**Exercise details**
Give an exact copy of every line, leaving images out.
— begin Information supplied —
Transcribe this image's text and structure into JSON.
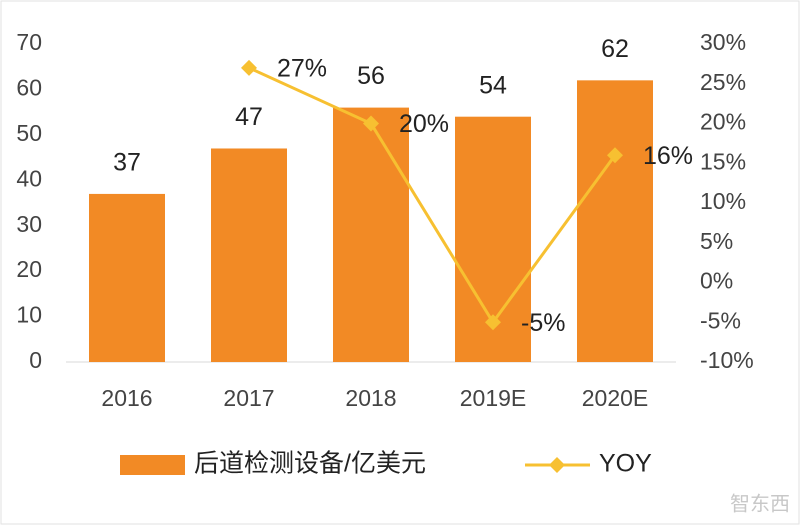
{
  "chart_data": {
    "type": "bar",
    "categories": [
      "2016",
      "2017",
      "2018",
      "2019E",
      "2020E"
    ],
    "series": [
      {
        "name": "后道检测设备/亿美元",
        "type": "bar",
        "color": "#f28a25",
        "values": [
          37,
          47,
          56,
          54,
          62
        ]
      },
      {
        "name": "YOY",
        "type": "line",
        "axis": "y2",
        "color": "#f7c031",
        "values": [
          null,
          27,
          20,
          -5,
          16
        ],
        "value_labels": [
          null,
          "27%",
          "20%",
          "-5%",
          "16%"
        ]
      }
    ],
    "ylim": [
      0,
      70
    ],
    "yticks": [
      0,
      10,
      20,
      30,
      40,
      50,
      60,
      70
    ],
    "y2lim": [
      -10,
      30
    ],
    "y2ticks": [
      {
        "value": -10,
        "label": "-10%"
      },
      {
        "value": -5,
        "label": "-5%"
      },
      {
        "value": 0,
        "label": "0%"
      },
      {
        "value": 5,
        "label": "5%"
      },
      {
        "value": 10,
        "label": "10%"
      },
      {
        "value": 15,
        "label": "15%"
      },
      {
        "value": 20,
        "label": "20%"
      },
      {
        "value": 25,
        "label": "25%"
      },
      {
        "value": 30,
        "label": "30%"
      }
    ],
    "grid": false,
    "legend": "bottom",
    "watermark": "智东西"
  }
}
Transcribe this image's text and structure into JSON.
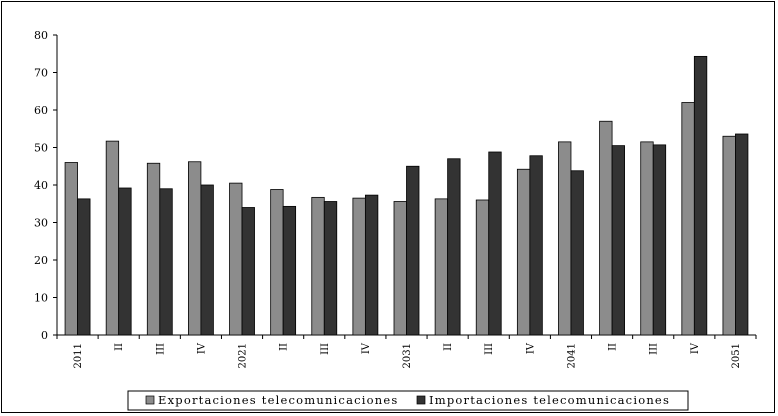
— end Information supplied —
**Answer to the exercise**
Transcribe this image's text and structure into JSON.
{
  "chart_data": {
    "type": "bar",
    "categories": [
      "2016",
      "2017",
      "2018",
      "2019E",
      "2020E"
    ],
    "series": [
      {
        "name": "后道检测设备/亿美元",
        "type": "bar",
        "color": "#f28a25",
        "values": [
          37,
          47,
          56,
          54,
          62
        ]
      },
      {
        "name": "YOY",
        "type": "line",
        "axis": "y2",
        "color": "#f7c031",
        "values": [
          null,
          27,
          20,
          -5,
          16
        ],
        "value_labels": [
          null,
          "27%",
          "20%",
          "-5%",
          "16%"
        ]
      }
    ],
    "ylim": [
      0,
      70
    ],
    "yticks": [
      0,
      10,
      20,
      30,
      40,
      50,
      60,
      70
    ],
    "y2lim": [
      -10,
      30
    ],
    "y2ticks": [
      {
        "value": -10,
        "label": "-10%"
      },
      {
        "value": -5,
        "label": "-5%"
      },
      {
        "value": 0,
        "label": "0%"
      },
      {
        "value": 5,
        "label": "5%"
      },
      {
        "value": 10,
        "label": "10%"
      },
      {
        "value": 15,
        "label": "15%"
      },
      {
        "value": 20,
        "label": "20%"
      },
      {
        "value": 25,
        "label": "25%"
      },
      {
        "value": 30,
        "label": "30%"
      }
    ],
    "grid": false,
    "legend": "bottom",
    "watermark": "智东西"
  }
}
Transcribe this image's text and structure into JSON.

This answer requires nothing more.